§ Task
Reproduce every line of the following records word for word.
┌────────
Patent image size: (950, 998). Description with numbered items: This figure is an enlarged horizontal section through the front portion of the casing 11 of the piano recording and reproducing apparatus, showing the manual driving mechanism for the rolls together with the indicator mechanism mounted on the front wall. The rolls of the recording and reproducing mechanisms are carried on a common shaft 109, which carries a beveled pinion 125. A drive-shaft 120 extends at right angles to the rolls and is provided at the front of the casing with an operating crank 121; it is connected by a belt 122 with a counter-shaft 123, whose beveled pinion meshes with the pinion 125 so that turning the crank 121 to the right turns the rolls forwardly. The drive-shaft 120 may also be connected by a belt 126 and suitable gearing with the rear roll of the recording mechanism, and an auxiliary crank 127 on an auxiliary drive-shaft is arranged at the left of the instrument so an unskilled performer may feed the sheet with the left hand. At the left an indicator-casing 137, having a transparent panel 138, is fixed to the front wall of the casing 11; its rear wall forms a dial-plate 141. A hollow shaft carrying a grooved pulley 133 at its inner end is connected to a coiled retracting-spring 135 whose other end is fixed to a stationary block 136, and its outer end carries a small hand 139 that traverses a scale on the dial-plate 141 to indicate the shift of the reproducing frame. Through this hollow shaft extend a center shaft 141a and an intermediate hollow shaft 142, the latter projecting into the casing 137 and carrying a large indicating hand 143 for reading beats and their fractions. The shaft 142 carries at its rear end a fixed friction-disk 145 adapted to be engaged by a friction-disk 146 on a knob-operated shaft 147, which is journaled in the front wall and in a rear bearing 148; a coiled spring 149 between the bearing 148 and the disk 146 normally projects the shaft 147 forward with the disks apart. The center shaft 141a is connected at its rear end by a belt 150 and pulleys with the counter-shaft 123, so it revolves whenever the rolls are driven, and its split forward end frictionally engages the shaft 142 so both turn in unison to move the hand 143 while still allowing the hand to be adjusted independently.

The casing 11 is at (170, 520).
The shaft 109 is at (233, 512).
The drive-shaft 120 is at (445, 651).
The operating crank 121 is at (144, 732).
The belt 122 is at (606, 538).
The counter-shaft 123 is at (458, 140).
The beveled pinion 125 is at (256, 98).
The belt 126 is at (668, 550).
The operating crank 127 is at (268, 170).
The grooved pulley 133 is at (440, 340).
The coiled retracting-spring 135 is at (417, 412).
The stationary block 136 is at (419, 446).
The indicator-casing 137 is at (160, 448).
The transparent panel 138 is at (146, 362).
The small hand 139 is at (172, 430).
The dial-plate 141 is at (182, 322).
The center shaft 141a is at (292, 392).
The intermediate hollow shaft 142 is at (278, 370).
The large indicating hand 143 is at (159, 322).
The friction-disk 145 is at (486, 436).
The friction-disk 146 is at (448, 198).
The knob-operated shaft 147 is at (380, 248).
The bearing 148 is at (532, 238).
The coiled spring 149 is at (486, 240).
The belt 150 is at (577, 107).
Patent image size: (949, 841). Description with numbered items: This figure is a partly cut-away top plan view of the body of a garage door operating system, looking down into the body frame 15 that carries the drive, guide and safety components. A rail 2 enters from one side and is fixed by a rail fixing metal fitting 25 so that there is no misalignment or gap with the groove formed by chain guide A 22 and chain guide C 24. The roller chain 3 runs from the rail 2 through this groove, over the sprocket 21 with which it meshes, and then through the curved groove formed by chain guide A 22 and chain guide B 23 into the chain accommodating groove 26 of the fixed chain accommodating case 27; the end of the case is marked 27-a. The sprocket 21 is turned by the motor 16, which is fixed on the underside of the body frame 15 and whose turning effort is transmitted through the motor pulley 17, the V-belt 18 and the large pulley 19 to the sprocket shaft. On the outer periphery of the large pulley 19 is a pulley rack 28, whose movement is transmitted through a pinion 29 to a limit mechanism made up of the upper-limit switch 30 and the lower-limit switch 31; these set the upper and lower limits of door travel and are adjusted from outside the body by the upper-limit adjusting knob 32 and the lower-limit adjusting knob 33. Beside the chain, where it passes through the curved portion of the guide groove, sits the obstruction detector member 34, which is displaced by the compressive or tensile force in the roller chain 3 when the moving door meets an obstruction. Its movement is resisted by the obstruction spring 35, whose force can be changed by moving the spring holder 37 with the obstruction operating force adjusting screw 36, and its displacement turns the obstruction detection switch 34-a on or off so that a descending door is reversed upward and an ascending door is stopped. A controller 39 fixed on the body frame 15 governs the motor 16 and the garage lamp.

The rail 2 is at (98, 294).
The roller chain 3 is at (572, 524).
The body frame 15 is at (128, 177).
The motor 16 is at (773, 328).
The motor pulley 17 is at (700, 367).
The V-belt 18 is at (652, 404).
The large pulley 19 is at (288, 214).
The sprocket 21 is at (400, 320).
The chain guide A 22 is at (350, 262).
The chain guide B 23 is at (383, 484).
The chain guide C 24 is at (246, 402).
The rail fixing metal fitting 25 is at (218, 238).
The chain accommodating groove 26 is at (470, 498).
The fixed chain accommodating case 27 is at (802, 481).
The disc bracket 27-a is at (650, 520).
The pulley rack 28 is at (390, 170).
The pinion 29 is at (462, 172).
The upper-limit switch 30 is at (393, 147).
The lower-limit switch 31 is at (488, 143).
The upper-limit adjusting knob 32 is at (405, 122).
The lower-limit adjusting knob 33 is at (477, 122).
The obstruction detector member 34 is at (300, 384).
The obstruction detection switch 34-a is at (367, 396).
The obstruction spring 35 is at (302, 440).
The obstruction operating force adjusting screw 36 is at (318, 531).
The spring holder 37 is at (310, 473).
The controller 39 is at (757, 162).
└────────
§ Reply to the exercise
Patent image size: (950, 998). Description with numbered items: This figure is an enlarged horizontal section through the front portion of the casing 11 of the piano recording and reproducing apparatus, showing the manual driving mechanism for the rolls together with the indicator mechanism mounted on the front wall. The rolls of the recording and reproducing mechanisms are carried on a common shaft 109, which carries a beveled pinion 125. A drive-shaft 120 extends at right angles to the rolls and is provided at the front of the casing with an operating crank 121; it is connected by a belt 122 with a counter-shaft 123, whose beveled pinion meshes with the pinion 125 so that turning the crank 121 to the right turns the rolls forwardly. The drive-shaft 120 may also be connected by a belt 126 and suitable gearing with the rear roll of the recording mechanism, and an auxiliary crank 127 on an auxiliary drive-shaft is arranged at the left of the instrument so an unskilled performer may feed the sheet with the left hand. At the left an indicator-casing 137, having a transparent panel 138, is fixed to the front wall of the casing 11; its rear wall forms a dial-plate 141. A hollow shaft carrying a grooved pulley 133 at its inner end is connected to a coiled retracting-spring 135 whose other end is fixed to a stationary block 136, and its outer end carries a small hand 139 that traverses a scale on the dial-plate 141 to indicate the shift of the reproducing frame. Through this hollow shaft extend a center shaft 141a and an intermediate hollow shaft 142, the latter projecting into the casing 137 and carrying a large indicating hand 143 for reading beats and their fractions. The shaft 142 carries at its rear end a fixed friction-disk 145 adapted to be engaged by a friction-disk 146 on a knob-operated shaft 147, which is journaled in the front wall and in a rear bearing 148; a coiled spring 149 between the bearing 148 and the disk 146 normally projects the shaft 147 forward with the disks apart. The center shaft 141a is connected at its rear end by a belt 150 and pulleys with the counter-shaft 123, so it revolves whenever the rolls are driven, and its split forward end frictionally engages the shaft 142 so both turn in unison to move the hand 143 while still allowing the hand to be adjusted independently.

The casing 11 is at (170, 520).
The shaft 109 is at (233, 512).
The drive-shaft 120 is at (445, 651).
The operating crank 121 is at (144, 732).
The belt 122 is at (606, 538).
The counter-shaft 123 is at (458, 140).
The beveled pinion 125 is at (256, 98).
The belt 126 is at (668, 550).
The operating crank 127 is at (268, 170).
The grooved pulley 133 is at (440, 340).
The coiled retracting-spring 135 is at (417, 412).
The stationary block 136 is at (419, 446).
The indicator-casing 137 is at (160, 448).
The transparent panel 138 is at (146, 362).
The small hand 139 is at (172, 430).
The dial-plate 141 is at (182, 322).
The center shaft 141a is at (292, 392).
The intermediate hollow shaft 142 is at (278, 370).
The large indicating hand 143 is at (159, 322).
The friction-disk 145 is at (486, 436).
The friction-disk 146 is at (448, 198).
The knob-operated shaft 147 is at (380, 248).
The bearing 148 is at (532, 238).
The coiled spring 149 is at (486, 240).
The belt 150 is at (577, 107).
Patent image size: (949, 841). Description with numbered items: This figure is a partly cut-away top plan view of the body of a garage door operating system, looking down into the body frame 15 that carries the drive, guide and safety components. A rail 2 enters from one side and is fixed by a rail fixing metal fitting 25 so that there is no misalignment or gap with the groove formed by chain guide A 22 and chain guide C 24. The roller chain 3 runs from the rail 2 through this groove, over the sprocket 21 with which it meshes, and then through the curved groove formed by chain guide A 22 and chain guide B 23 into the chain accommodating groove 26 of the fixed chain accommodating case 27; the end of the case is marked 27-a. The sprocket 21 is turned by the motor 16, which is fixed on the underside of the body frame 15 and whose turning effort is transmitted through the motor pulley 17, the V-belt 18 and the large pulley 19 to the sprocket shaft. On the outer periphery of the large pulley 19 is a pulley rack 28, whose movement is transmitted through a pinion 29 to a limit mechanism made up of the upper-limit switch 30 and the lower-limit switch 31; these set the upper and lower limits of door travel and are adjusted from outside the body by the upper-limit adjusting knob 32 and the lower-limit adjusting knob 33. Beside the chain, where it passes through the curved portion of the guide groove, sits the obstruction detector member 34, which is displaced by the compressive or tensile force in the roller chain 3 when the moving door meets an obstruction. Its movement is resisted by the obstruction spring 35, whose force can be changed by moving the spring holder 37 with the obstruction operating force adjusting screw 36, and its displacement turns the obstruction detection switch 34-a on or off so that a descending door is reversed upward and an ascending door is stopped. A controller 39 fixed on the body frame 15 governs the motor 16 and the garage lamp.

The rail 2 is at (98, 294).
The roller chain 3 is at (572, 524).
The body frame 15 is at (128, 177).
The motor 16 is at (773, 328).
The motor pulley 17 is at (700, 367).
The V-belt 18 is at (652, 404).
The large pulley 19 is at (288, 214).
The sprocket 21 is at (400, 320).
The chain guide A 22 is at (350, 262).
The chain guide B 23 is at (383, 484).
The chain guide C 24 is at (246, 402).
The rail fixing metal fitting 25 is at (218, 238).
The chain accommodating groove 26 is at (470, 498).
The fixed chain accommodating case 27 is at (802, 481).
The disc bracket 27-a is at (650, 520).
The pulley rack 28 is at (390, 170).
The pinion 29 is at (462, 172).
The upper-limit switch 30 is at (393, 147).
The lower-limit switch 31 is at (488, 143).
The upper-limit adjusting knob 32 is at (405, 122).
The lower-limit adjusting knob 33 is at (477, 122).
The obstruction detector member 34 is at (300, 384).
The obstruction detection switch 34-a is at (367, 396).
The obstruction spring 35 is at (302, 440).
The obstruction operating force adjusting screw 36 is at (318, 531).
The spring holder 37 is at (310, 473).
The controller 39 is at (757, 162).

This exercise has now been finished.